# REQUESTS
1. Check each statement against the PostgreSQL question and answer yes or no, quoting the words of the text that decide it. (a) The asker wants each NULL value replaced with the next non-NULL value. (b) The query produces a time series with one row for every minute. (c) The asker already knows how to apply a window function in the query.
2. Return the passage of the PostgreSQL question between "I read something" and "the good direction?", inclusive, word for word.

──────── EXCERPT PROVIDED

PostgreSQL: fill NULL values in timeserie query with previous value

Question

I have a database with time related information. I want a list with values for every minute. Like this:

12:00:00  3
12:01:00  4
12:02:00  5
12:03:00  5
12:04:00  5
12:05:00  3

But when there is no data for some minutes I got a result like this:

12:00:00  3
12:01:00  4
12:02:00  5
12:03:00  NULL
12:04:00  NULL
12:05:00  3

I want to fill the NULL value with the previous NOT NULL value.

This query creates a timeserie for every minute. Then it joins this to the data in my database.

I read something about window functions to fill the NULL value with the previous NOT NULL value, but I can't figure out how to implement this in this query. Can someone push me in the good direction?

────────────────
──────── DATA SHOWN

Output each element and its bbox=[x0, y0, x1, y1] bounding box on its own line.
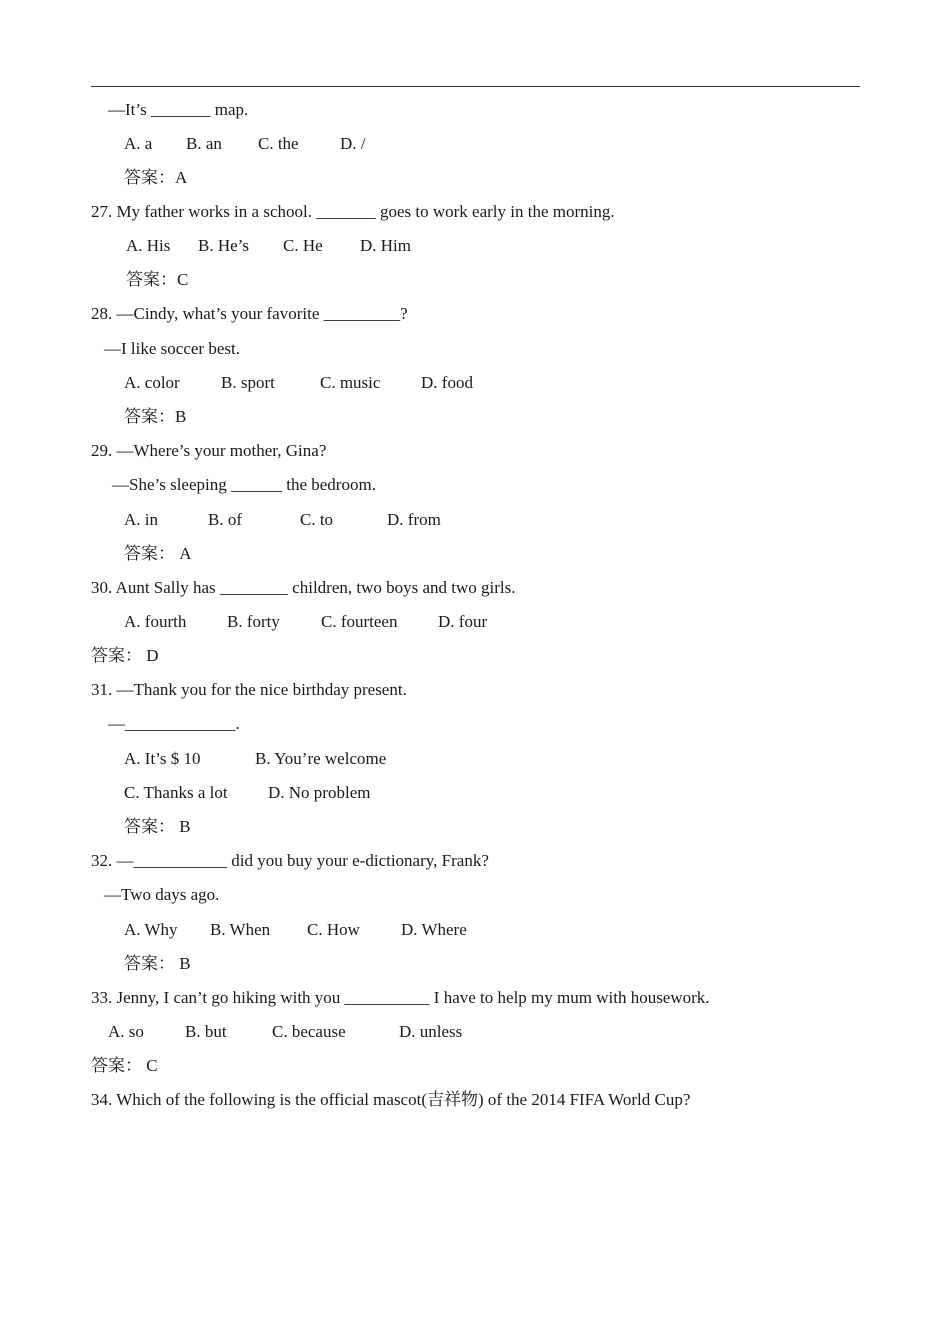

────────────────

# SOLVED TASKS
1.
(a) No: "I want to fill the NULL value with the previous NOT NULL value."
(b) Yes: "This query creates a timeserie for every minute."
(c) No: "I can't figure out how to implement this in this query."

2.
I read something about window functions to fill the NULL value with the previous NOT NULL value, but I can't figure out how to implement this in this query. Can someone push me in the good direction?